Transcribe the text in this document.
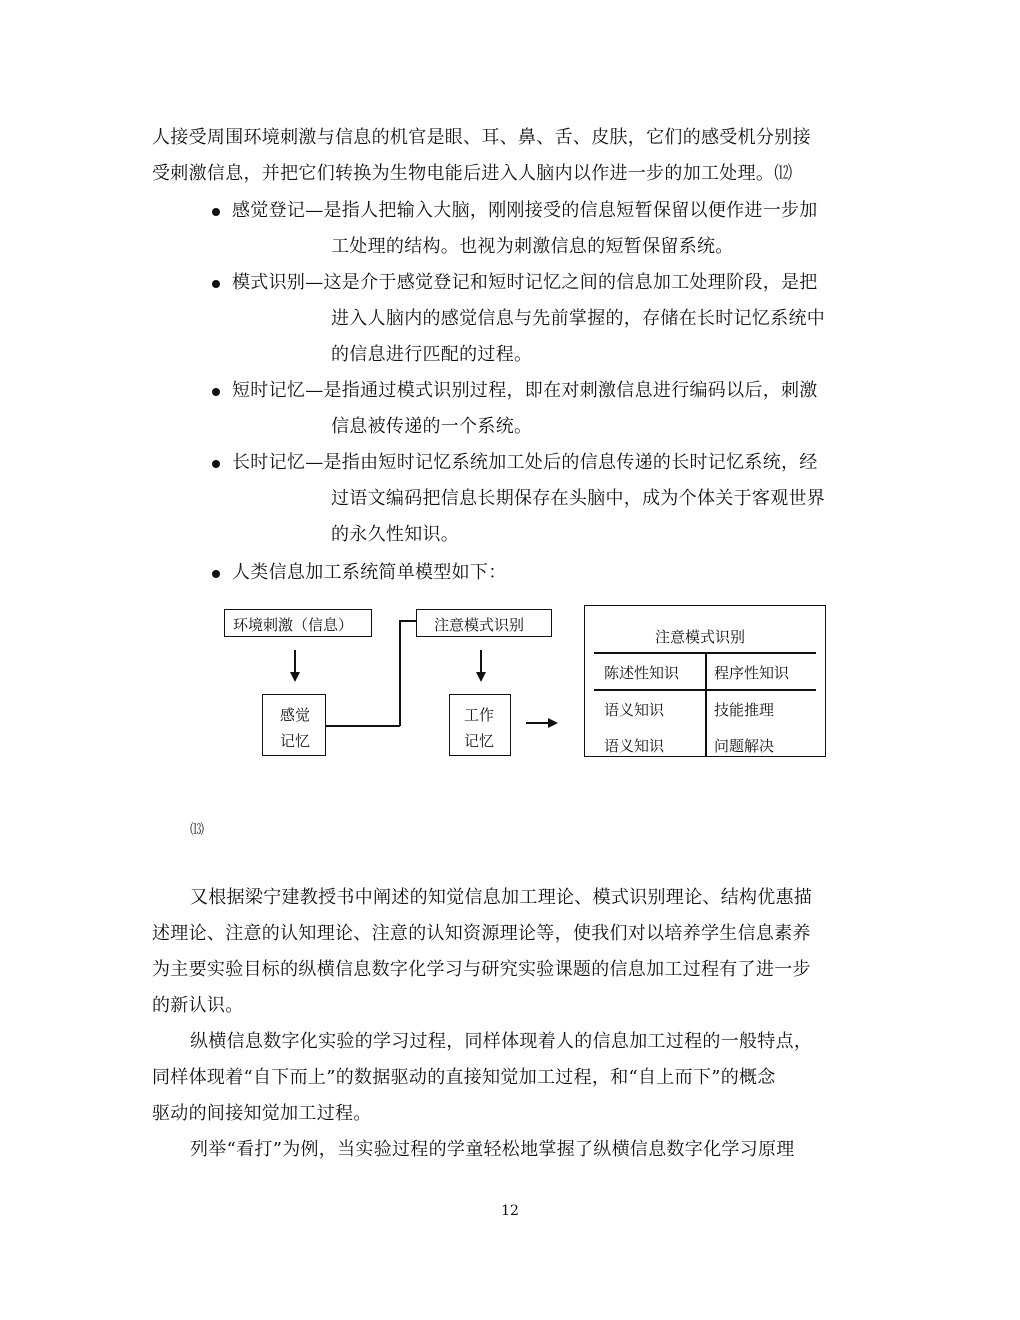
人接受周围环境刺激与信息的机官是眼、耳、鼻、舌、皮肤，它们的感受机分别接
受刺激信息，并把它们转换为生物电能后进入人脑内以作进一步的加工处理。⑿
感觉登记—是指人把输入大脑，刚刚接受的信息短暂保留以便作进一步加
工处理的结构。也视为刺激信息的短暂保留系统。
模式识别—这是介于感觉登记和短时记忆之间的信息加工处理阶段，是把
进入人脑内的感觉信息与先前掌握的，存储在长时记忆系统中
的信息进行匹配的过程。
短时记忆—是指通过模式识别过程，即在对刺激信息进行编码以后，刺激
信息被传递的一个系统。
长时记忆—是指由短时记忆系统加工处后的信息传递的长时记忆系统，经
过语文编码把信息长期保存在头脑中，成为个体关于客观世界
的永久性知识。
人类信息加工系统简单模型如下：
环境刺激（信息）
感觉
记忆
注意模式识别
工作
记忆
注意模式识别
陈述性知识 程序性知识
语义知识	技能推理
语义知识	问题解决
⒀
又根据梁宁建教授书中阐述的知觉信息加工理论、模式识别理论、结构优惠描
述理论、注意的认知理论、注意的认知资源理论等，使我们对以培养学生信息素养
为主要实验目标的纵横信息数字化学习与研究实验课题的信息加工过程有了进一步
的新认识。
纵横信息数字化实验的学习过程，同样体现着人的信息加工过程的一般特点，
同样体现着“自下而上”的数据驱动的直接知觉加工过程，和“自上而下”的概念
驱动的间接知觉加工过程。
列举“看打”为例，当实验过程的学童轻松地掌握了纵横信息数字化学习原理
12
##############################
• [THE EXERCISE]: Return the material exactly as given, apart from the pictures.

• [FINISHED EXERCISE]:
Transcribe the text in this document.
人接受周围环境刺激与信息的机官是眼、耳、鼻、舌、皮肤，它们的感受机分别接
受刺激信息，并把它们转换为生物电能后进入人脑内以作进一步的加工处理。⑿
感觉登记—是指人把输入大脑，刚刚接受的信息短暂保留以便作进一步加
工处理的结构。也视为刺激信息的短暂保留系统。
模式识别—这是介于感觉登记和短时记忆之间的信息加工处理阶段，是把
进入人脑内的感觉信息与先前掌握的，存储在长时记忆系统中
的信息进行匹配的过程。
短时记忆—是指通过模式识别过程，即在对刺激信息进行编码以后，刺激
信息被传递的一个系统。
长时记忆—是指由短时记忆系统加工处后的信息传递的长时记忆系统，经
过语文编码把信息长期保存在头脑中，成为个体关于客观世界
的永久性知识。
人类信息加工系统简单模型如下：
环境刺激（信息）
感觉
记忆
注意模式识别
工作
记忆
注意模式识别
陈述性知识 程序性知识
语义知识	技能推理
语义知识	问题解决
⒀
又根据梁宁建教授书中阐述的知觉信息加工理论、模式识别理论、结构优惠描
述理论、注意的认知理论、注意的认知资源理论等，使我们对以培养学生信息素养
为主要实验目标的纵横信息数字化学习与研究实验课题的信息加工过程有了进一步
的新认识。
纵横信息数字化实验的学习过程，同样体现着人的信息加工过程的一般特点，
同样体现着“自下而上”的数据驱动的直接知觉加工过程，和“自上而下”的概念
驱动的间接知觉加工过程。
列举“看打”为例，当实验过程的学童轻松地掌握了纵横信息数字化学习原理
12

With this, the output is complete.